• **REQUIREMENT**: Output an exact reproduction of the data.

• **DATA PROVIDED**:
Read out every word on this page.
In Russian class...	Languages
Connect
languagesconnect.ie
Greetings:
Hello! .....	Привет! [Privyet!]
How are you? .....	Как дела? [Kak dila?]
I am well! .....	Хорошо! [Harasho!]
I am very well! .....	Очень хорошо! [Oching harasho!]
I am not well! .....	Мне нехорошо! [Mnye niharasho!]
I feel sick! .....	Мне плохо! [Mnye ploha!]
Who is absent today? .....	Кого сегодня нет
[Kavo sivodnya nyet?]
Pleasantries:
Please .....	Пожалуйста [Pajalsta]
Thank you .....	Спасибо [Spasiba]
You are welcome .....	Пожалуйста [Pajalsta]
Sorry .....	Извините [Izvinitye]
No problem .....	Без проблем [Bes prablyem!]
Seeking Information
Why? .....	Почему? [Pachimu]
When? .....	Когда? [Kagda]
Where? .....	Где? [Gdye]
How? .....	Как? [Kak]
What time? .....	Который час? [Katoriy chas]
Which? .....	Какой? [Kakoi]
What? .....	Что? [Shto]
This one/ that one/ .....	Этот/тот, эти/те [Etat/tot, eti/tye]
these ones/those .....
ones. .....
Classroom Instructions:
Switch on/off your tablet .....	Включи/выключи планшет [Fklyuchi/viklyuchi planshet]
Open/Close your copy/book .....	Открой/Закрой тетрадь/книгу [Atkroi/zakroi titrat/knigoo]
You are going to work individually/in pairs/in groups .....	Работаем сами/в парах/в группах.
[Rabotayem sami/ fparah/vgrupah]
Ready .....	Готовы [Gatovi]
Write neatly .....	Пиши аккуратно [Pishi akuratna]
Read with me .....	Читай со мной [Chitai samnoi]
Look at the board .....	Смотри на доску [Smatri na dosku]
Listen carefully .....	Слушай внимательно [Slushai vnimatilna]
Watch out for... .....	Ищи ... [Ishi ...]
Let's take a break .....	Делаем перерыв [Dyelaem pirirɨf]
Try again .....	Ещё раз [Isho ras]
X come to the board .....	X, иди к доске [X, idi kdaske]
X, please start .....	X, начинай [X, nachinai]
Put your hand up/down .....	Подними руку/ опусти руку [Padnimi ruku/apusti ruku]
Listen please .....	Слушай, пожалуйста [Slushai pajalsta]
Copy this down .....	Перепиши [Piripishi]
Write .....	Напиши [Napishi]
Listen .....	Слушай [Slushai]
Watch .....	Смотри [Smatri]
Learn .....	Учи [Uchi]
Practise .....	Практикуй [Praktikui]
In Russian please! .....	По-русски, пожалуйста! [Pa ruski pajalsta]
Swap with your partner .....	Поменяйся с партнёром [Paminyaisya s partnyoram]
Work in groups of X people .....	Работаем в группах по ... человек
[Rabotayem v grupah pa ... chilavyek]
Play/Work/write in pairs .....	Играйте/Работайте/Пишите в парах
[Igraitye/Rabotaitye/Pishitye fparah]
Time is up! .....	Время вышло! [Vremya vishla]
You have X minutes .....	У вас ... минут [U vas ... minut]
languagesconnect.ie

• **THE ANSWER**:
Read out every word on this page.
In Russian class...	Languages
Connect
languagesconnect.ie
Greetings:
Hello! .....	Привет! [Privyet!]
How are you? .....	Как дела? [Kak dila?]
I am well! .....	Хорошо! [Harasho!]
I am very well! .....	Очень хорошо! [Oching harasho!]
I am not well! .....	Мне нехорошо! [Mnye niharasho!]
I feel sick! .....	Мне плохо! [Mnye ploha!]
Who is absent today? .....	Кого сегодня нет
[Kavo sivodnya nyet?]
Pleasantries:
Please .....	Пожалуйста [Pajalsta]
Thank you .....	Спасибо [Spasiba]
You are welcome .....	Пожалуйста [Pajalsta]
Sorry .....	Извините [Izvinitye]
No problem .....	Без проблем [Bes prablyem!]
Seeking Information
Why? .....	Почему? [Pachimu]
When? .....	Когда? [Kagda]
Where? .....	Где? [Gdye]
How? .....	Как? [Kak]
What time? .....	Который час? [Katoriy chas]
Which? .....	Какой? [Kakoi]
What? .....	Что? [Shto]
This one/ that one/ .....	Этот/тот, эти/те [Etat/tot, eti/tye]
these ones/those .....
ones. .....
Classroom Instructions:
Switch on/off your tablet .....	Включи/выключи планшет [Fklyuchi/viklyuchi planshet]
Open/Close your copy/book .....	Открой/Закрой тетрадь/книгу [Atkroi/zakroi titrat/knigoo]
You are going to work individually/in pairs/in groups .....	Работаем сами/в парах/в группах.
[Rabotayem sami/ fparah/vgrupah]
Ready .....	Готовы [Gatovi]
Write neatly .....	Пиши аккуратно [Pishi akuratna]
Read with me .....	Читай со мной [Chitai samnoi]
Look at the board .....	Смотри на доску [Smatri na dosku]
Listen carefully .....	Слушай внимательно [Slushai vnimatilna]
Watch out for... .....	Ищи ... [Ishi ...]
Let's take a break .....	Делаем перерыв [Dyelaem pirirɨf]
Try again .....	Ещё раз [Isho ras]
X come to the board .....	X, иди к доске [X, idi kdaske]
X, please start .....	X, начинай [X, nachinai]
Put your hand up/down .....	Подними руку/ опусти руку [Padnimi ruku/apusti ruku]
Listen please .....	Слушай, пожалуйста [Slushai pajalsta]
Copy this down .....	Перепиши [Piripishi]
Write .....	Напиши [Napishi]
Listen .....	Слушай [Slushai]
Watch .....	Смотри [Smatri]
Learn .....	Учи [Uchi]
Practise .....	Практикуй [Praktikui]
In Russian please! .....	По-русски, пожалуйста! [Pa ruski pajalsta]
Swap with your partner .....	Поменяйся с партнёром [Paminyaisya s partnyoram]
Work in groups of X people .....	Работаем в группах по ... человек
[Rabotayem v grupah pa ... chilavyek]
Play/Work/write in pairs .....	Играйте/Работайте/Пишите в парах
[Igraitye/Rabotaitye/Pishitye fparah]
Time is up! .....	Время вышло! [Vremya vishla]
You have X minutes .....	У вас ... минут [U vas ... minut]
languagesconnect.ie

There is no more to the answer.